▶ **What is being asked**
Word for word, set down the records and skip each picture.

▶ **Exercise input**

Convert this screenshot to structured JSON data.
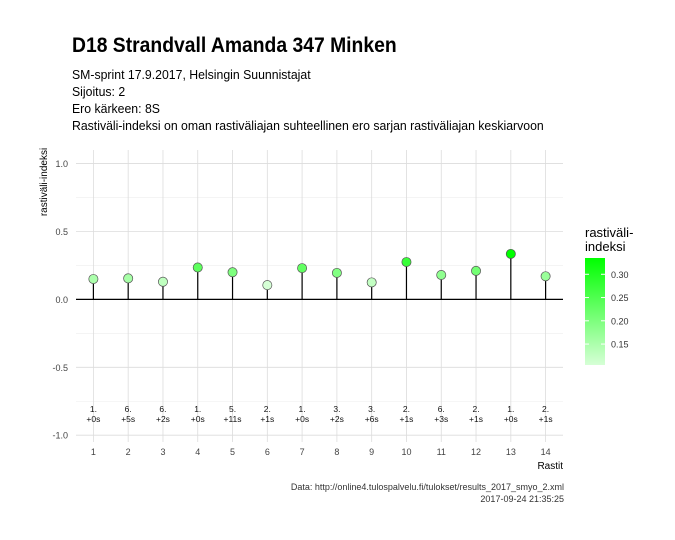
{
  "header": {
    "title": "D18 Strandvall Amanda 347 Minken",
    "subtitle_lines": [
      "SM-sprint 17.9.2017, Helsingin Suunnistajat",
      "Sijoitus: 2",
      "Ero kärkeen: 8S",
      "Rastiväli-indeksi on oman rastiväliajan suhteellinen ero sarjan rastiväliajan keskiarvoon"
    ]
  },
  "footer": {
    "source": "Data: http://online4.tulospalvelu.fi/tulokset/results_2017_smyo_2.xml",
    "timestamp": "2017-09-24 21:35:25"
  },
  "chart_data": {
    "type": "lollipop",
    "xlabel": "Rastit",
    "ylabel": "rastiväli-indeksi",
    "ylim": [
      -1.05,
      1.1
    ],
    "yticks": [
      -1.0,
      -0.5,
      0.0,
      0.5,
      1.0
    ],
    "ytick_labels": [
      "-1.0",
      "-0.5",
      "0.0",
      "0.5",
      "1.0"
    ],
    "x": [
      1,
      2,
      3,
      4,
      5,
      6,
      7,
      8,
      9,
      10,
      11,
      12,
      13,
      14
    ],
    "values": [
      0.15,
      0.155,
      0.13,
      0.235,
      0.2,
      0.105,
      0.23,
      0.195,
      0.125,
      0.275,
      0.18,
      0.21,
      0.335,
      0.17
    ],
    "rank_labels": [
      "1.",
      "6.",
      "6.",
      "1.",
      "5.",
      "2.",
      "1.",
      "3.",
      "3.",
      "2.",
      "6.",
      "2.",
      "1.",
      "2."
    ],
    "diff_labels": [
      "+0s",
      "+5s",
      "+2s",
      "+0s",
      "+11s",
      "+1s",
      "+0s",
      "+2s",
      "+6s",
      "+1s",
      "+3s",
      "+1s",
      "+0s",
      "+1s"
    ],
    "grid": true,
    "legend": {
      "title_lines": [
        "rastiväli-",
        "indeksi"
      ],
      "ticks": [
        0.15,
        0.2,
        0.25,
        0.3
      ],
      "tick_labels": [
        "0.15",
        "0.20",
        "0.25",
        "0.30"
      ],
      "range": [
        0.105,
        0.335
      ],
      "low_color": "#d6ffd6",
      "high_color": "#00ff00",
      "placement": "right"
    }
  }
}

▶ **Complete answer**
Convert this screenshot to structured JSON data.
{
  "header": {
    "title": "D18 Strandvall Amanda 347 Minken",
    "subtitle_lines": [
      "SM-sprint 17.9.2017, Helsingin Suunnistajat",
      "Sijoitus: 2",
      "Ero kärkeen: 8S",
      "Rastiväli-indeksi on oman rastiväliajan suhteellinen ero sarjan rastiväliajan keskiarvoon"
    ]
  },
  "footer": {
    "source": "Data: http://online4.tulospalvelu.fi/tulokset/results_2017_smyo_2.xml",
    "timestamp": "2017-09-24 21:35:25"
  },
  "chart_data": {
    "type": "lollipop",
    "xlabel": "Rastit",
    "ylabel": "rastiväli-indeksi",
    "ylim": [
      -1.05,
      1.1
    ],
    "yticks": [
      -1.0,
      -0.5,
      0.0,
      0.5,
      1.0
    ],
    "ytick_labels": [
      "-1.0",
      "-0.5",
      "0.0",
      "0.5",
      "1.0"
    ],
    "x": [
      1,
      2,
      3,
      4,
      5,
      6,
      7,
      8,
      9,
      10,
      11,
      12,
      13,
      14
    ],
    "values": [
      0.15,
      0.155,
      0.13,
      0.235,
      0.2,
      0.105,
      0.23,
      0.195,
      0.125,
      0.275,
      0.18,
      0.21,
      0.335,
      0.17
    ],
    "rank_labels": [
      "1.",
      "6.",
      "6.",
      "1.",
      "5.",
      "2.",
      "1.",
      "3.",
      "3.",
      "2.",
      "6.",
      "2.",
      "1.",
      "2."
    ],
    "diff_labels": [
      "+0s",
      "+5s",
      "+2s",
      "+0s",
      "+11s",
      "+1s",
      "+0s",
      "+2s",
      "+6s",
      "+1s",
      "+3s",
      "+1s",
      "+0s",
      "+1s"
    ],
    "grid": true,
    "legend": {
      "title_lines": [
        "rastiväli-",
        "indeksi"
      ],
      "ticks": [
        0.15,
        0.2,
        0.25,
        0.3
      ],
      "tick_labels": [
        "0.15",
        "0.20",
        "0.25",
        "0.30"
      ],
      "range": [
        0.105,
        0.335
      ],
      "low_color": "#d6ffd6",
      "high_color": "#00ff00",
      "placement": "right"
    }
  }
}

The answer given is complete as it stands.